## Records provided

☆ ☆ ☆ ☆ ☆ ☆ ☆

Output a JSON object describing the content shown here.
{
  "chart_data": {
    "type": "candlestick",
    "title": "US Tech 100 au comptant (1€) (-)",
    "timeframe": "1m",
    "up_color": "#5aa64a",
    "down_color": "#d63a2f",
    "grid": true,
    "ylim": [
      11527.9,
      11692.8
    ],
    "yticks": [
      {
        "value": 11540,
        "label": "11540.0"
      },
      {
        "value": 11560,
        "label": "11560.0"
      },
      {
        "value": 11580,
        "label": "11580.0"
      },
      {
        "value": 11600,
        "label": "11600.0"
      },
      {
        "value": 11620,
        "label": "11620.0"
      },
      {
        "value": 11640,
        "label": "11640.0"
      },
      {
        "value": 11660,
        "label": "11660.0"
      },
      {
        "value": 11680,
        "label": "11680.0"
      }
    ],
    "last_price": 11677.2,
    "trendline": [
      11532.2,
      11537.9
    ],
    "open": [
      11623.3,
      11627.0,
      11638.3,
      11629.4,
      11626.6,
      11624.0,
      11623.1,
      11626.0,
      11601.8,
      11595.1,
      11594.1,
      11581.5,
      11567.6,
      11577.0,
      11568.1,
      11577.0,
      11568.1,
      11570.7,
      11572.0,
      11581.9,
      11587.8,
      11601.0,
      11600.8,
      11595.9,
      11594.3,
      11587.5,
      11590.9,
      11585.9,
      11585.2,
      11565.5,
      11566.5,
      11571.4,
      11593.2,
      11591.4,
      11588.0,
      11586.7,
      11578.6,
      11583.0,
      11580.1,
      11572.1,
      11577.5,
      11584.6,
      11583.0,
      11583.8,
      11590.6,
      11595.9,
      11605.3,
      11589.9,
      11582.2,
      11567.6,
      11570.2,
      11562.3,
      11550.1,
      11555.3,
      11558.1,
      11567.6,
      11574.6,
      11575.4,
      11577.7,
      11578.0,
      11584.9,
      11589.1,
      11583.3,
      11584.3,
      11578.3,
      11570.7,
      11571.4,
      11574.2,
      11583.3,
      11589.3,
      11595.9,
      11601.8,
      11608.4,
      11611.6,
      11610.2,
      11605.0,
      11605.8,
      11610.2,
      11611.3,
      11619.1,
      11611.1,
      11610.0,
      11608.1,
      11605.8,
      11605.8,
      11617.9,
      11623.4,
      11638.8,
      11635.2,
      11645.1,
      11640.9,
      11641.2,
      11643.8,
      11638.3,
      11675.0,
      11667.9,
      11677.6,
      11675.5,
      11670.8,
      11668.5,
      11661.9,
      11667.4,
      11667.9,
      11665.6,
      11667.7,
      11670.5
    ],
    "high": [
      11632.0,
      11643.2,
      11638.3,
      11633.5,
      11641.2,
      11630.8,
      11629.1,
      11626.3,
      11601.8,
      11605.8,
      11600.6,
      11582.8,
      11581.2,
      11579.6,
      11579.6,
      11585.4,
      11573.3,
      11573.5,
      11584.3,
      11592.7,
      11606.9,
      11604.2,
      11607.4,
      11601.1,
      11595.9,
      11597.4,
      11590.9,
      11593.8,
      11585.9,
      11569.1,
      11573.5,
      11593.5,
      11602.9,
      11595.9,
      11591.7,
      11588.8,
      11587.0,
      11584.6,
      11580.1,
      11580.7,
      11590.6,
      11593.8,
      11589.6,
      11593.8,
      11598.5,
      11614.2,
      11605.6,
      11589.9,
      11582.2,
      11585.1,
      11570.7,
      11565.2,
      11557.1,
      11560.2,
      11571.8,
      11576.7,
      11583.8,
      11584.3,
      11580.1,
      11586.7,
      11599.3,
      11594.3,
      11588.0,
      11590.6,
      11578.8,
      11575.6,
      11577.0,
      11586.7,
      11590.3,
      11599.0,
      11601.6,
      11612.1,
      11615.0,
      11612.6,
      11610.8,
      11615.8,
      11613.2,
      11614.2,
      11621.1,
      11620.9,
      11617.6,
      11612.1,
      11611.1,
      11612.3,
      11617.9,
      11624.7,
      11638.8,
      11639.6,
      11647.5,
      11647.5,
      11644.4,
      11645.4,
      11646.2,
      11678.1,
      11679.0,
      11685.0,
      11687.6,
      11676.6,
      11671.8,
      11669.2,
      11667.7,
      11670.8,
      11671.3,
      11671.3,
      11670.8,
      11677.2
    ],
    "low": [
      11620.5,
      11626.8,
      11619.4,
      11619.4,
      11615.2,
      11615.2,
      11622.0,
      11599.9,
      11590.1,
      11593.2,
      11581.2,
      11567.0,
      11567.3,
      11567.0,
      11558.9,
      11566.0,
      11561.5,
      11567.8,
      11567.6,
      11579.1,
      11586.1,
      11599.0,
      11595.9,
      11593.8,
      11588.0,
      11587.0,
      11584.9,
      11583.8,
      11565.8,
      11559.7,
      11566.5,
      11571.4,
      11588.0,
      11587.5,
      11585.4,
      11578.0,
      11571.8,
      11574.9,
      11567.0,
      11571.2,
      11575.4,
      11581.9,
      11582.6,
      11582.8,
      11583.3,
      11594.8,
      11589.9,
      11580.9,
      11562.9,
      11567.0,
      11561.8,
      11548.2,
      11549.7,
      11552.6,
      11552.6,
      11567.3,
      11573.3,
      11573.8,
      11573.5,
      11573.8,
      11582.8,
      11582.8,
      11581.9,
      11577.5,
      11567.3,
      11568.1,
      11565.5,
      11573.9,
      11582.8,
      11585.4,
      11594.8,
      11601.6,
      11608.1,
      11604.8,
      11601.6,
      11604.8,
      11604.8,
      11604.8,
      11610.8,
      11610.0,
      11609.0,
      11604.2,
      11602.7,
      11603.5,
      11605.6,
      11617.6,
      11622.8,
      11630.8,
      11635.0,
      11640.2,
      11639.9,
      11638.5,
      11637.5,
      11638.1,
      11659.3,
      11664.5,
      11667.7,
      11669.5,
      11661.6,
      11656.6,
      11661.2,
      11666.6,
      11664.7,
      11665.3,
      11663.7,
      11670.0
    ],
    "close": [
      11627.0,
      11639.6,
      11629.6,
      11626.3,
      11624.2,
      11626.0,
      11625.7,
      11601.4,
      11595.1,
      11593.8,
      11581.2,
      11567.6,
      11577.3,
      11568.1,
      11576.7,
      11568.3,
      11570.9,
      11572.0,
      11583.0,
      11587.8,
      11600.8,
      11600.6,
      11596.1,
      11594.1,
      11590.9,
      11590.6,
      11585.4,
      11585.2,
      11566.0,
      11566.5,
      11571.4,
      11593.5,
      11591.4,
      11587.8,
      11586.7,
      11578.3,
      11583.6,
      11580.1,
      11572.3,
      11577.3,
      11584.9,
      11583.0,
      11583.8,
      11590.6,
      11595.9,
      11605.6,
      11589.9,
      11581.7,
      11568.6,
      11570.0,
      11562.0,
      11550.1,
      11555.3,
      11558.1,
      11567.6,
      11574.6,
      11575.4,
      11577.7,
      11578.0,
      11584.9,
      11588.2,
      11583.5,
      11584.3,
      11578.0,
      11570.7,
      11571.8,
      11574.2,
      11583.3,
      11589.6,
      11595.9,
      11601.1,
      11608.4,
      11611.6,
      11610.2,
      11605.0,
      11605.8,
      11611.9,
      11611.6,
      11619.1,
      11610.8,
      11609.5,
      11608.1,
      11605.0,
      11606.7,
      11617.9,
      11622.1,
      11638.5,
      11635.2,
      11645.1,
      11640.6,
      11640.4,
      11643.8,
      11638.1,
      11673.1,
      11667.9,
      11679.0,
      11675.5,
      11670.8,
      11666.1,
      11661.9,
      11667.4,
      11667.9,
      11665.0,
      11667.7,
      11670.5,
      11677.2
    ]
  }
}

☆ ☆ ☆ ☆ ☆ ☆ ☆

## Problem to work on
Copy out all lines from the material above that contain the string "label".

## Answer to this exercise
        "label": "11540.0"
        "label": "11560.0"
        "label": "11580.0"
        "label": "11600.0"
        "label": "11620.0"
        "label": "11640.0"
        "label": "11660.0"
        "label": "11680.0"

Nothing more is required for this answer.